DATA RECORDS:
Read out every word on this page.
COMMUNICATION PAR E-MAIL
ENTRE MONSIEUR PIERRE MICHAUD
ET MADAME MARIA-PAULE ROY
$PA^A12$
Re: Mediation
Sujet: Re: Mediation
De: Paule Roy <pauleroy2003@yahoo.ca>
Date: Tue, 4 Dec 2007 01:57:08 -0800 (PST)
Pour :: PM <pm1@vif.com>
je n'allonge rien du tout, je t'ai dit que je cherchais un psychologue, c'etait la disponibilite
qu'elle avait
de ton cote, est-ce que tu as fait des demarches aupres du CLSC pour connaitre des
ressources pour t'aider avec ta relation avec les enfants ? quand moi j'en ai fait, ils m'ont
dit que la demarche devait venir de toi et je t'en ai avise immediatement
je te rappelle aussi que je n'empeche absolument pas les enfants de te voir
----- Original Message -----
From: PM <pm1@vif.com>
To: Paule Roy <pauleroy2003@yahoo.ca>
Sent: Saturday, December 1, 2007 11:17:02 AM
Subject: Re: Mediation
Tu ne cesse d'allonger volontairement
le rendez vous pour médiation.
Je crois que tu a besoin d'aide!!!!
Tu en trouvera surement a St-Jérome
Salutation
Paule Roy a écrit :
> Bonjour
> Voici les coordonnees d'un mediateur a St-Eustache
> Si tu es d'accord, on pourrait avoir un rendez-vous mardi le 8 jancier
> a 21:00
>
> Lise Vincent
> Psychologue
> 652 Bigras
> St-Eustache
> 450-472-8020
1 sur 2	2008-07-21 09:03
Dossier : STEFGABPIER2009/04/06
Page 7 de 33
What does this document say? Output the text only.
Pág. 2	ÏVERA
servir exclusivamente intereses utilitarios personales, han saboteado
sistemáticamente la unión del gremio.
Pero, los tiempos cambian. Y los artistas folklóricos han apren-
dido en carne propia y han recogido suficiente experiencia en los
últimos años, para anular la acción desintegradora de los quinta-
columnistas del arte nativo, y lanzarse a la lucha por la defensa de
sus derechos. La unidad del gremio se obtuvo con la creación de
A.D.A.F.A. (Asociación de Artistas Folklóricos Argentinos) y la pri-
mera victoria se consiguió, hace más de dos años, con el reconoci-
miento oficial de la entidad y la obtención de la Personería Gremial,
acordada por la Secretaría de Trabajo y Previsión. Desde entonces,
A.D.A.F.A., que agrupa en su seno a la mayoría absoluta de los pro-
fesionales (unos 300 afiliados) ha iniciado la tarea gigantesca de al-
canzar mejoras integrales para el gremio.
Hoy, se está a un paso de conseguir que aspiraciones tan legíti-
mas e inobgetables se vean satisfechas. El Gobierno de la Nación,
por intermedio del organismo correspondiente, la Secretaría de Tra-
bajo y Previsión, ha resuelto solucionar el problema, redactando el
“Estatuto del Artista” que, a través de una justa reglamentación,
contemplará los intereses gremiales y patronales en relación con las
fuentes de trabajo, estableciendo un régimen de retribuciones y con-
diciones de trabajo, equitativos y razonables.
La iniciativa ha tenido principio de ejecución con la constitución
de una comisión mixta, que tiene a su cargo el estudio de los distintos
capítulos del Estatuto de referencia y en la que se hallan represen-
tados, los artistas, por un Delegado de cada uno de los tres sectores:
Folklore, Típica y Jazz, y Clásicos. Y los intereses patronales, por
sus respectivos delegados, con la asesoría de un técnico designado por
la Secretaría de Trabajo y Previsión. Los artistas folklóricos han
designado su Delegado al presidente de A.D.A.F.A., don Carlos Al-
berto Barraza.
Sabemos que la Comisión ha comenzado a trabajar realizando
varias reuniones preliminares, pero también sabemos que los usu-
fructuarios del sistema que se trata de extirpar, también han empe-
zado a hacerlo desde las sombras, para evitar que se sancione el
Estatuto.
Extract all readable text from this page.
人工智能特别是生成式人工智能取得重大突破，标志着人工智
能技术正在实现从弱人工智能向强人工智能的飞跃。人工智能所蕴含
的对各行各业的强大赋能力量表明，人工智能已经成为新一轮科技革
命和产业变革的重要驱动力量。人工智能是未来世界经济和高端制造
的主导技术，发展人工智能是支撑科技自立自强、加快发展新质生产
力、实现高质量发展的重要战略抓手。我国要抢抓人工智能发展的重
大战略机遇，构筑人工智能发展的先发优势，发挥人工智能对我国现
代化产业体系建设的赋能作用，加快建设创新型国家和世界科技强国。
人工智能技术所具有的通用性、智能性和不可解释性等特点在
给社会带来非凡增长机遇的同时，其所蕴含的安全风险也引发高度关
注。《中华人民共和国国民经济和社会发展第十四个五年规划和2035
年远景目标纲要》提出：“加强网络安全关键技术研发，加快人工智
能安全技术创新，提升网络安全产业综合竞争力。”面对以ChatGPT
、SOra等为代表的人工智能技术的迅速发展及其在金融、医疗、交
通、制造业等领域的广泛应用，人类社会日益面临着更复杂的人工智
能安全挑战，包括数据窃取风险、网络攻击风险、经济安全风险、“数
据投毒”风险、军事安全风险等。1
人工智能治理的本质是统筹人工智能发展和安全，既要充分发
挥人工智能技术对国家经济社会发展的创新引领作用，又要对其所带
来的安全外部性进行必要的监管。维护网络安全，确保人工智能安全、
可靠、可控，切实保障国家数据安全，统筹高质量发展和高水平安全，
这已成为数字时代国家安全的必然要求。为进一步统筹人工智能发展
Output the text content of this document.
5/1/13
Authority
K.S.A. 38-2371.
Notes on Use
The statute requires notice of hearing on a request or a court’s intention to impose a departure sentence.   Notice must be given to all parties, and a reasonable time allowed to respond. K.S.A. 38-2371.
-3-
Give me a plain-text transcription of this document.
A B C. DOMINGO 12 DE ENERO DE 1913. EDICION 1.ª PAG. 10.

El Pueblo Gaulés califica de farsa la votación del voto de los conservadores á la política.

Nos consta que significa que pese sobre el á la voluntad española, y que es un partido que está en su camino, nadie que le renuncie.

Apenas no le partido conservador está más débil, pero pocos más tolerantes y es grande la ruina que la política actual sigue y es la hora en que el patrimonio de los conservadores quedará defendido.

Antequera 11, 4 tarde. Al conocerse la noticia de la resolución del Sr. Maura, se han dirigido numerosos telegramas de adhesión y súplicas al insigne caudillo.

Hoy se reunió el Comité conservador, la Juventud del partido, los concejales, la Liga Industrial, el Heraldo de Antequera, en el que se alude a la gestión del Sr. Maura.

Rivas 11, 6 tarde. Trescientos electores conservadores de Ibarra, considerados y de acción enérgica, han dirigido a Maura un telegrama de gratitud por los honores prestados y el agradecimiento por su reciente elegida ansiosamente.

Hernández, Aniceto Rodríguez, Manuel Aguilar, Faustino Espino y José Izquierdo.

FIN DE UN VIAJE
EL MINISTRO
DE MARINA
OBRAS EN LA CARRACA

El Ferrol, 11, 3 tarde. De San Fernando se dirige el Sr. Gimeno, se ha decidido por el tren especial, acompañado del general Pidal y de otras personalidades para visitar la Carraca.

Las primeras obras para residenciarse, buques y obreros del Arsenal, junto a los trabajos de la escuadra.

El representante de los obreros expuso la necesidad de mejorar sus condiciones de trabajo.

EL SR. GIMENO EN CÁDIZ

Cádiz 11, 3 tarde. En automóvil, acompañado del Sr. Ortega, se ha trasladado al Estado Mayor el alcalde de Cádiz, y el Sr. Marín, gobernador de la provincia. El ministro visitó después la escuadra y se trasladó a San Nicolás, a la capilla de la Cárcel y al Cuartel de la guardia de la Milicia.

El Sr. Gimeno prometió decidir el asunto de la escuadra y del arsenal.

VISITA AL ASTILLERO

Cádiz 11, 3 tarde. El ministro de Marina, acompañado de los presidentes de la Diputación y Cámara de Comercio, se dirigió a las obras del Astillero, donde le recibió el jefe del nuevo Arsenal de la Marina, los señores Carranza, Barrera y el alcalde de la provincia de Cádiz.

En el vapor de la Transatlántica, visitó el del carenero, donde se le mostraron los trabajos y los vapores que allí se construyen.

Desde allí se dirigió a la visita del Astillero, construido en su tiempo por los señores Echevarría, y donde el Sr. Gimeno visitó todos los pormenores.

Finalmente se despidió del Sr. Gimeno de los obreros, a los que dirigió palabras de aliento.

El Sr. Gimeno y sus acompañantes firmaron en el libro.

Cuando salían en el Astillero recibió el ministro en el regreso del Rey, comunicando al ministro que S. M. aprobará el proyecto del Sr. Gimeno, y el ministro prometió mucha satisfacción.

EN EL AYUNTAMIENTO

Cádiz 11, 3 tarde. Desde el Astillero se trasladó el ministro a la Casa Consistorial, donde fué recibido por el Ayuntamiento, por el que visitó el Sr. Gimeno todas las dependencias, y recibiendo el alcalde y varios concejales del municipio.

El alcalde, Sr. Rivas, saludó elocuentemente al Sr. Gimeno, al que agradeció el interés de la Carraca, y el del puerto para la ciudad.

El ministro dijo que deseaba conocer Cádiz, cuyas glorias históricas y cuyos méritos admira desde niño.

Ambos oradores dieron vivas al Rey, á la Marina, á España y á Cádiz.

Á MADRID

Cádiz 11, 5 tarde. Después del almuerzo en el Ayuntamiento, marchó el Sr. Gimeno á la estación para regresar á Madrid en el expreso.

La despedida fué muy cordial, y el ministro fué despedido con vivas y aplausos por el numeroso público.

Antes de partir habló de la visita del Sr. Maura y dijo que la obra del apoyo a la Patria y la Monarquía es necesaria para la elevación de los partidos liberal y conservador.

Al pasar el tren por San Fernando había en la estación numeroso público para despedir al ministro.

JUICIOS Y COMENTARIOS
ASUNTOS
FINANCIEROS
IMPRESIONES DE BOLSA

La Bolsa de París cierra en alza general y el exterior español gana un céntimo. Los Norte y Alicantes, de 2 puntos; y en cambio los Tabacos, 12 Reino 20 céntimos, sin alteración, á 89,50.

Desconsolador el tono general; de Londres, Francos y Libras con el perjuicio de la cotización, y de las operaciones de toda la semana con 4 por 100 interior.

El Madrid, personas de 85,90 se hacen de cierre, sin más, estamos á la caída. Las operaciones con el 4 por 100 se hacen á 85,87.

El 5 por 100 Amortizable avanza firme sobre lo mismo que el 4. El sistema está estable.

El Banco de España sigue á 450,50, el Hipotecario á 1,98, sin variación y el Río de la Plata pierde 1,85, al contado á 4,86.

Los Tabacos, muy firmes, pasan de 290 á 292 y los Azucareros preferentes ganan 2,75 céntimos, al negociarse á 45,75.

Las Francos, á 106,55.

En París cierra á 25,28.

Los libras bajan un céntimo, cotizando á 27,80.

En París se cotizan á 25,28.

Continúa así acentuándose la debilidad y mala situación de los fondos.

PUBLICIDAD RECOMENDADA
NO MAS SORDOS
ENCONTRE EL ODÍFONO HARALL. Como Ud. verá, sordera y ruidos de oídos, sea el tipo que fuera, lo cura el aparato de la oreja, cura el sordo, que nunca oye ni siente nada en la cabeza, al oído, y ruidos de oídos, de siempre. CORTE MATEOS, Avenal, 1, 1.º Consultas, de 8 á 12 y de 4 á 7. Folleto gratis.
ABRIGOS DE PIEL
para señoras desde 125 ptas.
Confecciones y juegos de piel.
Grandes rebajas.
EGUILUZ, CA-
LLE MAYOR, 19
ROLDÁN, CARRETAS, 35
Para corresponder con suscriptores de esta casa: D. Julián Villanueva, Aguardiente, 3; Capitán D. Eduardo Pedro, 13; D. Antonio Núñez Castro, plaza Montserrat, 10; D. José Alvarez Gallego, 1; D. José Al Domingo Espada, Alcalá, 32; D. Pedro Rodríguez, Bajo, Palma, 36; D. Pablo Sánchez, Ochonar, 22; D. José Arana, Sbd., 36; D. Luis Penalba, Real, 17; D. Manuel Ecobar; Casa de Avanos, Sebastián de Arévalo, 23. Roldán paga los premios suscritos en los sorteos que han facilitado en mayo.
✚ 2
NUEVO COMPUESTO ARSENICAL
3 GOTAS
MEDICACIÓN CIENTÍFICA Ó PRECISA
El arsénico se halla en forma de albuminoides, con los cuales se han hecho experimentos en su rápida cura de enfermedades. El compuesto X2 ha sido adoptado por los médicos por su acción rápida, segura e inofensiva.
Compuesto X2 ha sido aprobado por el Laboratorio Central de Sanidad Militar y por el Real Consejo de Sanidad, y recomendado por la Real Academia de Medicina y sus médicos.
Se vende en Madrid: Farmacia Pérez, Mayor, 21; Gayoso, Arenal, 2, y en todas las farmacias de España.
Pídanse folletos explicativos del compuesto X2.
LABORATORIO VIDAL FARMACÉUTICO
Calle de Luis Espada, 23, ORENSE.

WRITTEN REQUEST:
Copy each line above that contains the word "obreros".

RESULT OF THE TASK:
Las primeras obras para residenciarse, buques y obreros del Arsenal, junto a los trabajos de la escuadra.
El representante de los obreros expuso la necesidad de mejorar sus condiciones de trabajo.
Finalmente se despidió del Sr. Gimeno de los obreros, a los que dirigió palabras de aliento.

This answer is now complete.